● What you will do: Could you transcribe the material below exactly, without leaving out a single line?
───── Working data
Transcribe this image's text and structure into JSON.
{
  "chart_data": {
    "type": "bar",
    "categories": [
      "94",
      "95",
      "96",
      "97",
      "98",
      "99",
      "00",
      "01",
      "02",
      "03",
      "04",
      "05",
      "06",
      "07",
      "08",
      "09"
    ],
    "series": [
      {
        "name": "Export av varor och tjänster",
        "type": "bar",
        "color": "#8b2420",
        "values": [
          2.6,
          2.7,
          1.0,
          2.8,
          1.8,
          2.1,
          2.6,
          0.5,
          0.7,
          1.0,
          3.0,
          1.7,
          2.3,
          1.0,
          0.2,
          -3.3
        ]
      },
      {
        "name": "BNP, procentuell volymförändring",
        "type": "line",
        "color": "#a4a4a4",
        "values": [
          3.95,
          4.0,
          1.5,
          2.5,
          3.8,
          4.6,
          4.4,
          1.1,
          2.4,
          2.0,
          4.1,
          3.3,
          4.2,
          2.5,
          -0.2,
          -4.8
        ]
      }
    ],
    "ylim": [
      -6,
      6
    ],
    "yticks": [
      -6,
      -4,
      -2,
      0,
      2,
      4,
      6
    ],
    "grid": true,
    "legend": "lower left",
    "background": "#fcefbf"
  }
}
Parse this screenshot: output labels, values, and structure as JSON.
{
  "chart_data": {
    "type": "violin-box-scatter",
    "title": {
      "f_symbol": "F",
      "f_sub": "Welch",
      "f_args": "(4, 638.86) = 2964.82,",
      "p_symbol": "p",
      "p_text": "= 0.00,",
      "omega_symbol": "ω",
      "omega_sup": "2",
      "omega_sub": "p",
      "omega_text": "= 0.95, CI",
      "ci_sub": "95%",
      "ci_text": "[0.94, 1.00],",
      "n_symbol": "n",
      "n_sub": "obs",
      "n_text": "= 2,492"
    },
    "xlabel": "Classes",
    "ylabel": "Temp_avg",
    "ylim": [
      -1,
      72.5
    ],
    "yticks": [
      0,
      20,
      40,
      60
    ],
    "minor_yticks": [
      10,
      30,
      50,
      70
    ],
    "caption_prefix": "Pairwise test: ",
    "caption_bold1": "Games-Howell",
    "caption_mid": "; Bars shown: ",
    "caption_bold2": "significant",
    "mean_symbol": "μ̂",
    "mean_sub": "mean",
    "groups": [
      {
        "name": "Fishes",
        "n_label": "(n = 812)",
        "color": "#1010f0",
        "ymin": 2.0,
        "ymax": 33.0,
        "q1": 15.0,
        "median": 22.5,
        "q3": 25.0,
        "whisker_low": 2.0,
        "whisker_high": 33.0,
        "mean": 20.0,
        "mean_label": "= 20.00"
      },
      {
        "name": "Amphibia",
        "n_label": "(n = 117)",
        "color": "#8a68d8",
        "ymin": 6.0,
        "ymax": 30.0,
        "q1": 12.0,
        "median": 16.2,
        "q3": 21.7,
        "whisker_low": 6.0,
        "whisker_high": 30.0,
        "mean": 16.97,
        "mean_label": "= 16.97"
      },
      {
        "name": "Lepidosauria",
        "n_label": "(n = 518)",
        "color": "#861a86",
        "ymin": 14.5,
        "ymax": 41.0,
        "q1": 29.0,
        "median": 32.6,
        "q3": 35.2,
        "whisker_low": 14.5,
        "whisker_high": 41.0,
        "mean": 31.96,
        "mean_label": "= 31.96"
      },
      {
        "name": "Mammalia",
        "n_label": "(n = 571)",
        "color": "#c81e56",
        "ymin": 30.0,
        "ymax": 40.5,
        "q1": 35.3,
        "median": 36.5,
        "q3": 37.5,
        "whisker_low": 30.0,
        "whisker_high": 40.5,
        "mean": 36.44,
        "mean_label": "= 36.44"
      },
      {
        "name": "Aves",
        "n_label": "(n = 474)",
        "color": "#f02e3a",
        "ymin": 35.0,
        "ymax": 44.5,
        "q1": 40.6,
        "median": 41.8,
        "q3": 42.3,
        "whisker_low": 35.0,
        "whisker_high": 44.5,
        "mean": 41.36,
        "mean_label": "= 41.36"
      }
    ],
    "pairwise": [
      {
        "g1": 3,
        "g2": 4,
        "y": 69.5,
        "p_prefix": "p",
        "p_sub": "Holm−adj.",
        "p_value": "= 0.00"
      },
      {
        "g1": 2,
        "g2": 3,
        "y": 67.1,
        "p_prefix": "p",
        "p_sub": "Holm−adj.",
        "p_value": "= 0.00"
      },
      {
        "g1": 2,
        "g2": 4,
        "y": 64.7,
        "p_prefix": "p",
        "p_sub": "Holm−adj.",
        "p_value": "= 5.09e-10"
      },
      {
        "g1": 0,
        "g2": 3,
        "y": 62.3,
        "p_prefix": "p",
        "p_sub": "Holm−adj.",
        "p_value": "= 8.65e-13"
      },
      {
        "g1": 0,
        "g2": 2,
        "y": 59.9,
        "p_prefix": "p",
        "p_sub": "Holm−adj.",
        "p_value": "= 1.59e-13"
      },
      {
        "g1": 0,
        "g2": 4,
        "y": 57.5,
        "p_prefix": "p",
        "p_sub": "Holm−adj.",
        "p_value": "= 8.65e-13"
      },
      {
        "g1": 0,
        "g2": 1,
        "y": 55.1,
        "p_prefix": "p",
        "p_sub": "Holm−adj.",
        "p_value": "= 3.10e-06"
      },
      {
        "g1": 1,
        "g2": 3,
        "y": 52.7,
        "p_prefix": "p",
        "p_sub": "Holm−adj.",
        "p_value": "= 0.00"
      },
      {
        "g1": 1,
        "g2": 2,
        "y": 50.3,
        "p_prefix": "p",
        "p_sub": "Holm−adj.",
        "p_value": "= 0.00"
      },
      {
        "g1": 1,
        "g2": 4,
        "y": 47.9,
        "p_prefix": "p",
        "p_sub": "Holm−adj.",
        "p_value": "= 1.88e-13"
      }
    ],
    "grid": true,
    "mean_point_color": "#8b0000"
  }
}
──────────
● Completed exercise:
Transcribe this image's text and structure into JSON.
{
  "chart_data": {
    "type": "bar",
    "categories": [
      "94",
      "95",
      "96",
      "97",
      "98",
      "99",
      "00",
      "01",
      "02",
      "03",
      "04",
      "05",
      "06",
      "07",
      "08",
      "09"
    ],
    "series": [
      {
        "name": "Export av varor och tjänster",
        "type": "bar",
        "color": "#8b2420",
        "values": [
          2.6,
          2.7,
          1.0,
          2.8,
          1.8,
          2.1,
          2.6,
          0.5,
          0.7,
          1.0,
          3.0,
          1.7,
          2.3,
          1.0,
          0.2,
          -3.3
        ]
      },
      {
        "name": "BNP, procentuell volymförändring",
        "type": "line",
        "color": "#a4a4a4",
        "values": [
          3.95,
          4.0,
          1.5,
          2.5,
          3.8,
          4.6,
          4.4,
          1.1,
          2.4,
          2.0,
          4.1,
          3.3,
          4.2,
          2.5,
          -0.2,
          -4.8
        ]
      }
    ],
    "ylim": [
      -6,
      6
    ],
    "yticks": [
      -6,
      -4,
      -2,
      0,
      2,
      4,
      6
    ],
    "grid": true,
    "legend": "lower left",
    "background": "#fcefbf"
  }
}
Parse this screenshot: output labels, values, and structure as JSON.
{
  "chart_data": {
    "type": "violin-box-scatter",
    "title": {
      "f_symbol": "F",
      "f_sub": "Welch",
      "f_args": "(4, 638.86) = 2964.82,",
      "p_symbol": "p",
      "p_text": "= 0.00,",
      "omega_symbol": "ω",
      "omega_sup": "2",
      "omega_sub": "p",
      "omega_text": "= 0.95, CI",
      "ci_sub": "95%",
      "ci_text": "[0.94, 1.00],",
      "n_symbol": "n",
      "n_sub": "obs",
      "n_text": "= 2,492"
    },
    "xlabel": "Classes",
    "ylabel": "Temp_avg",
    "ylim": [
      -1,
      72.5
    ],
    "yticks": [
      0,
      20,
      40,
      60
    ],
    "minor_yticks": [
      10,
      30,
      50,
      70
    ],
    "caption_prefix": "Pairwise test: ",
    "caption_bold1": "Games-Howell",
    "caption_mid": "; Bars shown: ",
    "caption_bold2": "significant",
    "mean_symbol": "μ̂",
    "mean_sub": "mean",
    "groups": [
      {
        "name": "Fishes",
        "n_label": "(n = 812)",
        "color": "#1010f0",
        "ymin": 2.0,
        "ymax": 33.0,
        "q1": 15.0,
        "median": 22.5,
        "q3": 25.0,
        "whisker_low": 2.0,
        "whisker_high": 33.0,
        "mean": 20.0,
        "mean_label": "= 20.00"
      },
      {
        "name": "Amphibia",
        "n_label": "(n = 117)",
        "color": "#8a68d8",
        "ymin": 6.0,
        "ymax": 30.0,
        "q1": 12.0,
        "median": 16.2,
        "q3": 21.7,
        "whisker_low": 6.0,
        "whisker_high": 30.0,
        "mean": 16.97,
        "mean_label": "= 16.97"
      },
      {
        "name": "Lepidosauria",
        "n_label": "(n = 518)",
        "color": "#861a86",
        "ymin": 14.5,
        "ymax": 41.0,
        "q1": 29.0,
        "median": 32.6,
        "q3": 35.2,
        "whisker_low": 14.5,
        "whisker_high": 41.0,
        "mean": 31.96,
        "mean_label": "= 31.96"
      },
      {
        "name": "Mammalia",
        "n_label": "(n = 571)",
        "color": "#c81e56",
        "ymin": 30.0,
        "ymax": 40.5,
        "q1": 35.3,
        "median": 36.5,
        "q3": 37.5,
        "whisker_low": 30.0,
        "whisker_high": 40.5,
        "mean": 36.44,
        "mean_label": "= 36.44"
      },
      {
        "name": "Aves",
        "n_label": "(n = 474)",
        "color": "#f02e3a",
        "ymin": 35.0,
        "ymax": 44.5,
        "q1": 40.6,
        "median": 41.8,
        "q3": 42.3,
        "whisker_low": 35.0,
        "whisker_high": 44.5,
        "mean": 41.36,
        "mean_label": "= 41.36"
      }
    ],
    "pairwise": [
      {
        "g1": 3,
        "g2": 4,
        "y": 69.5,
        "p_prefix": "p",
        "p_sub": "Holm−adj.",
        "p_value": "= 0.00"
      },
      {
        "g1": 2,
        "g2": 3,
        "y": 67.1,
        "p_prefix": "p",
        "p_sub": "Holm−adj.",
        "p_value": "= 0.00"
      },
      {
        "g1": 2,
        "g2": 4,
        "y": 64.7,
        "p_prefix": "p",
        "p_sub": "Holm−adj.",
        "p_value": "= 5.09e-10"
      },
      {
        "g1": 0,
        "g2": 3,
        "y": 62.3,
        "p_prefix": "p",
        "p_sub": "Holm−adj.",
        "p_value": "= 8.65e-13"
      },
      {
        "g1": 0,
        "g2": 2,
        "y": 59.9,
        "p_prefix": "p",
        "p_sub": "Holm−adj.",
        "p_value": "= 1.59e-13"
      },
      {
        "g1": 0,
        "g2": 4,
        "y": 57.5,
        "p_prefix": "p",
        "p_sub": "Holm−adj.",
        "p_value": "= 8.65e-13"
      },
      {
        "g1": 0,
        "g2": 1,
        "y": 55.1,
        "p_prefix": "p",
        "p_sub": "Holm−adj.",
        "p_value": "= 3.10e-06"
      },
      {
        "g1": 1,
        "g2": 3,
        "y": 52.7,
        "p_prefix": "p",
        "p_sub": "Holm−adj.",
        "p_value": "= 0.00"
      },
      {
        "g1": 1,
        "g2": 2,
        "y": 50.3,
        "p_prefix": "p",
        "p_sub": "Holm−adj.",
        "p_value": "= 0.00"
      },
      {
        "g1": 1,
        "g2": 4,
        "y": 47.9,
        "p_prefix": "p",
        "p_sub": "Holm−adj.",
        "p_value": "= 1.88e-13"
      }
    ],
    "grid": true,
    "mean_point_color": "#8b0000"
  }
}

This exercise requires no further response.